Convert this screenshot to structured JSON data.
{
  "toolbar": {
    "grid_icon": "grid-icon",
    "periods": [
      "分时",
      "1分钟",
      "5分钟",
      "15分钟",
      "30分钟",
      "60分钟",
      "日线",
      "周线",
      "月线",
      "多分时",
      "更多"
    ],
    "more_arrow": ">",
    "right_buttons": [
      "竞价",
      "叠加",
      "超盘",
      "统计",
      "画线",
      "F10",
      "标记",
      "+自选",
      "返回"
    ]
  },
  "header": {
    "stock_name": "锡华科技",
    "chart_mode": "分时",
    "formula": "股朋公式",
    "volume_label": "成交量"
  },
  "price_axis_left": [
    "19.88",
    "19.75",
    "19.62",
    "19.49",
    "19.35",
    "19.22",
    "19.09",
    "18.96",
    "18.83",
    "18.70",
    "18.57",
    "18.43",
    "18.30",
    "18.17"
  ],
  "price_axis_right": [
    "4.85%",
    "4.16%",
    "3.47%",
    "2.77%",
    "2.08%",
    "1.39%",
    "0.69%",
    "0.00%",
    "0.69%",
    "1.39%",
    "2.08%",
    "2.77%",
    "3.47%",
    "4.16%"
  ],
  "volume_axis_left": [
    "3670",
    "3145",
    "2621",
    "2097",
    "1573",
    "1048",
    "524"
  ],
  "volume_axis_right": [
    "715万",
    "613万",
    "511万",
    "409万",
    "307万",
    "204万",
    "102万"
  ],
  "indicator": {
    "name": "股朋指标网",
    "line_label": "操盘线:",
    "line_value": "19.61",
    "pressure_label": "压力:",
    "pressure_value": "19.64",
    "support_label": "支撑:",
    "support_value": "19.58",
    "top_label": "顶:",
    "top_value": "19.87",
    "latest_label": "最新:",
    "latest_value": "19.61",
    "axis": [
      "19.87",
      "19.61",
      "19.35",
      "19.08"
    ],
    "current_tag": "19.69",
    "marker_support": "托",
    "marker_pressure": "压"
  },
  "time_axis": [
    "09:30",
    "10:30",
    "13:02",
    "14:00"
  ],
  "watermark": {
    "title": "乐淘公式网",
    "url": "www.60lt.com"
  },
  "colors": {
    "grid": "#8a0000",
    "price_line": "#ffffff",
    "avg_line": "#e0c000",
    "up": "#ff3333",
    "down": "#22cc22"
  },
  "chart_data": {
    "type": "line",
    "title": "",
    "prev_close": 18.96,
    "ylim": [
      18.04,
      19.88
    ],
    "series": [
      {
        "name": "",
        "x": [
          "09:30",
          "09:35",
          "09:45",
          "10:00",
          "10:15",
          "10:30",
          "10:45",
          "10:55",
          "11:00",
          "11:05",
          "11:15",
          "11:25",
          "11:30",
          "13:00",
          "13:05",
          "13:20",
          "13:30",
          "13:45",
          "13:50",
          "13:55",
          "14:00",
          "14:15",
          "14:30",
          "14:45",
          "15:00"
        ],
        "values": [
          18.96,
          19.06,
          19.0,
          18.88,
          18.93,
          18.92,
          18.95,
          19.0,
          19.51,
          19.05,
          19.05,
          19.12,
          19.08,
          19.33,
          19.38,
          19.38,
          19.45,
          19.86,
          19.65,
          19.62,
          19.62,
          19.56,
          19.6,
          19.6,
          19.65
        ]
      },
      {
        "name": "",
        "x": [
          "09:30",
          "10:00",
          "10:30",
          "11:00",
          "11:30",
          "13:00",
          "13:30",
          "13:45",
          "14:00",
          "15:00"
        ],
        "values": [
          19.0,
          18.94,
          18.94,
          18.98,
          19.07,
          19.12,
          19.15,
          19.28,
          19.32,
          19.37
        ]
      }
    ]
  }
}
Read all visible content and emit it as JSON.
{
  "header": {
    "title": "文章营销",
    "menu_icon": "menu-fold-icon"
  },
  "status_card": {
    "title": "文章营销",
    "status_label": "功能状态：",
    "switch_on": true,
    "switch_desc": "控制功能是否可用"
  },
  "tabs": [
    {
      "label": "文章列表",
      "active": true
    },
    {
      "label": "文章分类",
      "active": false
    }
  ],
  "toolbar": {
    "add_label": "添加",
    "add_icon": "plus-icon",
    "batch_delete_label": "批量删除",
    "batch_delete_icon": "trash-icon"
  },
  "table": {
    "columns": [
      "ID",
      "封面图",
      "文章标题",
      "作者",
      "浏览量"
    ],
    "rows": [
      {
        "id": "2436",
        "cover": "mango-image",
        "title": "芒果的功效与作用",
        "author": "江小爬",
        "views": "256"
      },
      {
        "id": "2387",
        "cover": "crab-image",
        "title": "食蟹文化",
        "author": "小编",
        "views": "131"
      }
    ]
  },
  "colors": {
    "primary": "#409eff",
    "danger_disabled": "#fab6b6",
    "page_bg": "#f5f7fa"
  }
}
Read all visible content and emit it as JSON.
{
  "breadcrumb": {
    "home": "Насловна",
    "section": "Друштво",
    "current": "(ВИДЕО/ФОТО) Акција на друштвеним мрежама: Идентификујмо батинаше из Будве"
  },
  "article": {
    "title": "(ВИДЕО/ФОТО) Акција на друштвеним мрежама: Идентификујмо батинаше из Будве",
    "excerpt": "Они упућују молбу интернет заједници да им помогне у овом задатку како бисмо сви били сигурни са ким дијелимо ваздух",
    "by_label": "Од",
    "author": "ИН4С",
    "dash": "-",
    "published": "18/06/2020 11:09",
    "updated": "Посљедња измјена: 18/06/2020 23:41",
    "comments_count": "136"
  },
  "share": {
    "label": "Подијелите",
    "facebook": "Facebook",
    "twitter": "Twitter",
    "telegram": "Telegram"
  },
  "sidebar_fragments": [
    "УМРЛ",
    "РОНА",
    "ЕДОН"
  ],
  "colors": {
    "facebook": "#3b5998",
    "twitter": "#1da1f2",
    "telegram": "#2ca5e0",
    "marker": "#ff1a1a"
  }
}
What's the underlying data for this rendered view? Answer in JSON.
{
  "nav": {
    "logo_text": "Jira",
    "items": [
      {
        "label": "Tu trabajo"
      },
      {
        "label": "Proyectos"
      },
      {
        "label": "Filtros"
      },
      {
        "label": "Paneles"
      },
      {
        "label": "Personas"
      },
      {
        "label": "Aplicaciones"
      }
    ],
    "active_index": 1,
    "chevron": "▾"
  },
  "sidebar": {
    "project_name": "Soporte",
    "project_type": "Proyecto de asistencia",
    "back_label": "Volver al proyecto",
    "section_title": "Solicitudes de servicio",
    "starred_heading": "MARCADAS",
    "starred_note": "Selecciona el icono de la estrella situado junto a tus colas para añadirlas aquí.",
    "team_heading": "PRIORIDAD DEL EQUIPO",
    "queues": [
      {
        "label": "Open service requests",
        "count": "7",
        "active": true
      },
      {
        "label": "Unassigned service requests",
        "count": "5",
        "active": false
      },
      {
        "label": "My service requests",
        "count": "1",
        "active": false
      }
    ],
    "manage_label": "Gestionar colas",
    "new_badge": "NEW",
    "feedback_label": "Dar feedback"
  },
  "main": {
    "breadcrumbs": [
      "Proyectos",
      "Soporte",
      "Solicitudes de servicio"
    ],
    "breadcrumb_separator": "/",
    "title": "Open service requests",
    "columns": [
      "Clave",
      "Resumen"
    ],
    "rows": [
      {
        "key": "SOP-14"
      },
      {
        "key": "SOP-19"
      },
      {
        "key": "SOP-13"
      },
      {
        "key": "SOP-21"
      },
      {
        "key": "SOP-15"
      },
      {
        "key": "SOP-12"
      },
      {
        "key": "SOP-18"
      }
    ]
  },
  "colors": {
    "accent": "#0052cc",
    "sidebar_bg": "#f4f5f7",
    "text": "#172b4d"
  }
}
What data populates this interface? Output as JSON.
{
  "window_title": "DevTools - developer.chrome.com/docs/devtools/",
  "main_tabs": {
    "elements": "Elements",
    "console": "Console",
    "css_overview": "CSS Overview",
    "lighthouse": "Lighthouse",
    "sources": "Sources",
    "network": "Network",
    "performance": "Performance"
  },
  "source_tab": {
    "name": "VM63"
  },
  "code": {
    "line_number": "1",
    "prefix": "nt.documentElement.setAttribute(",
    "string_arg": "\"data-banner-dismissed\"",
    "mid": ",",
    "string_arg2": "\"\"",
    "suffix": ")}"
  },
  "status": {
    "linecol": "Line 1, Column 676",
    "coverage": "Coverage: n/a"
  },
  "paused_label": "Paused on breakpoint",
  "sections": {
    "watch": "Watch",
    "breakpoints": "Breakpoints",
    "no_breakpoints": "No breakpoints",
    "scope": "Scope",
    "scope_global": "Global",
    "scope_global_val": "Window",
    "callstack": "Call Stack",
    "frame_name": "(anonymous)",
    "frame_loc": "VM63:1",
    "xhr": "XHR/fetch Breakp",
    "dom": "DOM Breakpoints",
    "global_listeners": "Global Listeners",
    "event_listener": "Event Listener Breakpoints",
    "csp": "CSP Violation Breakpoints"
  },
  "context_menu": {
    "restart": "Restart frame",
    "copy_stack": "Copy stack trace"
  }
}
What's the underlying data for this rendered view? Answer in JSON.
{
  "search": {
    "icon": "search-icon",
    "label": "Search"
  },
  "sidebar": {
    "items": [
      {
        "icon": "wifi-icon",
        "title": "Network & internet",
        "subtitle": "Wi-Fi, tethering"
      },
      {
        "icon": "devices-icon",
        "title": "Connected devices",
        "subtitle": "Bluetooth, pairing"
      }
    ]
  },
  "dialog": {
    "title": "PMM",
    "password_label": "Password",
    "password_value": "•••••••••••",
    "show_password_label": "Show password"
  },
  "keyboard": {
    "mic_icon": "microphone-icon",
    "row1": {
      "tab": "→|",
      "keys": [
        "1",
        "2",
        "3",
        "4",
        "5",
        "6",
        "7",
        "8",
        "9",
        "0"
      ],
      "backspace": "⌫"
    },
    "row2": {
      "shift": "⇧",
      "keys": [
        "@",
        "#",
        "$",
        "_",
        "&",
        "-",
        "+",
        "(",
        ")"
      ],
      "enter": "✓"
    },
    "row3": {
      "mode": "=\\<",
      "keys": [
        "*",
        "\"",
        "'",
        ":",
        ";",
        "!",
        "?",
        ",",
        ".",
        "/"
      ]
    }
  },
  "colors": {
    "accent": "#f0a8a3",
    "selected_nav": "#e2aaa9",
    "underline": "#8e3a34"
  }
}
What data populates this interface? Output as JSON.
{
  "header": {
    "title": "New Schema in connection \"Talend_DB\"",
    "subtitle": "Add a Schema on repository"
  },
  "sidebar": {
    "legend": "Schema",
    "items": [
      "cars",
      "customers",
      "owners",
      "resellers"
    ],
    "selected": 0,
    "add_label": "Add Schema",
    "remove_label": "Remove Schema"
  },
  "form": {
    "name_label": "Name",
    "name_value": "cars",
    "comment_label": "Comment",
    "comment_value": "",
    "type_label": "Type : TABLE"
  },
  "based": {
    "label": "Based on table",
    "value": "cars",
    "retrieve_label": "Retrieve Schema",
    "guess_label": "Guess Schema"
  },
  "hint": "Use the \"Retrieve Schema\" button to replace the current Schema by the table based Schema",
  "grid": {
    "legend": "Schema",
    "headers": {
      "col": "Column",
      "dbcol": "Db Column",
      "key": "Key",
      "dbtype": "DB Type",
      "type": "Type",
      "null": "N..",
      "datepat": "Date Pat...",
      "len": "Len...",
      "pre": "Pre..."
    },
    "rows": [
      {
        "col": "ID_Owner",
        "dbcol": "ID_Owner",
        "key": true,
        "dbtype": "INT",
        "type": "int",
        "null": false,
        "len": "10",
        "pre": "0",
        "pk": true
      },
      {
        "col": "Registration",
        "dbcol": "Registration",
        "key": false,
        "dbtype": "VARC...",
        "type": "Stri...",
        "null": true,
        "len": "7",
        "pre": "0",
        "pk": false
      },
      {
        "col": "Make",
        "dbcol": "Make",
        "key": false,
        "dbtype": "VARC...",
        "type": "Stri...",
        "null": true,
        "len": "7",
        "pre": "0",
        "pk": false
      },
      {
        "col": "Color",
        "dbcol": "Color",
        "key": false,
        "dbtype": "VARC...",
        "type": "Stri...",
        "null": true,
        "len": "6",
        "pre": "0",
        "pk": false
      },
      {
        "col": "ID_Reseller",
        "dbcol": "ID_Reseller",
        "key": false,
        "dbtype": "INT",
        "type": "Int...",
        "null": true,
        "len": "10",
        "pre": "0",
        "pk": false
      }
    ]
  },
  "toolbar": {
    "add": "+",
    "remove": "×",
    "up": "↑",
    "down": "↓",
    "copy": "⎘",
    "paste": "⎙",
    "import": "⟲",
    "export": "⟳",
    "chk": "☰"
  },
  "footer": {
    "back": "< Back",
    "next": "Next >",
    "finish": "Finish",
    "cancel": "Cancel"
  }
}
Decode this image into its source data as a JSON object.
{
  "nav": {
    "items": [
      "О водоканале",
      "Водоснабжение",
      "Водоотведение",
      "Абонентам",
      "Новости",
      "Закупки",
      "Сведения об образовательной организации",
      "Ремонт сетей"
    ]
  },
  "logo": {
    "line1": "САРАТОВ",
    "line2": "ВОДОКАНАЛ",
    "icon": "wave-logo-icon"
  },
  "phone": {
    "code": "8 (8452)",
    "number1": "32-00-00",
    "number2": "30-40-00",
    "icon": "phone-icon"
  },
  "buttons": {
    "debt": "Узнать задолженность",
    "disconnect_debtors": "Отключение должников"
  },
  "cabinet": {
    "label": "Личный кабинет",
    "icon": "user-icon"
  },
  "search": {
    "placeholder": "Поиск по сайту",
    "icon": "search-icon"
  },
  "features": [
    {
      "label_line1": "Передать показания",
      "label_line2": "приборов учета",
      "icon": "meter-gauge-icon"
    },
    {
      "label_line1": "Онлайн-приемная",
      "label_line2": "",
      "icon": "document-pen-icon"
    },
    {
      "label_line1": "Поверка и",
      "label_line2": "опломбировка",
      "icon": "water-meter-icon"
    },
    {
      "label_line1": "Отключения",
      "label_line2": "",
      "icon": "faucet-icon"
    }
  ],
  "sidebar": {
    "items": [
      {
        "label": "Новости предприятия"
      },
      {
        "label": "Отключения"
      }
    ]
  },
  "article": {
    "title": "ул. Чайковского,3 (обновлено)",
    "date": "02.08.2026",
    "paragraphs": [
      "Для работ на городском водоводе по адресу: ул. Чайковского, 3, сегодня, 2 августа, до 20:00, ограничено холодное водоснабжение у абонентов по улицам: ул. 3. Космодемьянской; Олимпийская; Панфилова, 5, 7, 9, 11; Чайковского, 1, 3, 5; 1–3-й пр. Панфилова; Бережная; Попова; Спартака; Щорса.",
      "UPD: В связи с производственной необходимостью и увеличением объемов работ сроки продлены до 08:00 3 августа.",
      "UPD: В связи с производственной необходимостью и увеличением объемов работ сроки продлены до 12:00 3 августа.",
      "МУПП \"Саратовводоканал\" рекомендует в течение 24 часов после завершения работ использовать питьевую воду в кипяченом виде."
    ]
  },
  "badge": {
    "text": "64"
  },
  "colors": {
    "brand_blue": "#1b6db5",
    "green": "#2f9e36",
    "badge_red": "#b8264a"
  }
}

* * * * * * *

◆ **Instructions to follow**:
How many of the lines above hold "батинаше"? Answer with only the number.

◆ **Reply to the task**:
2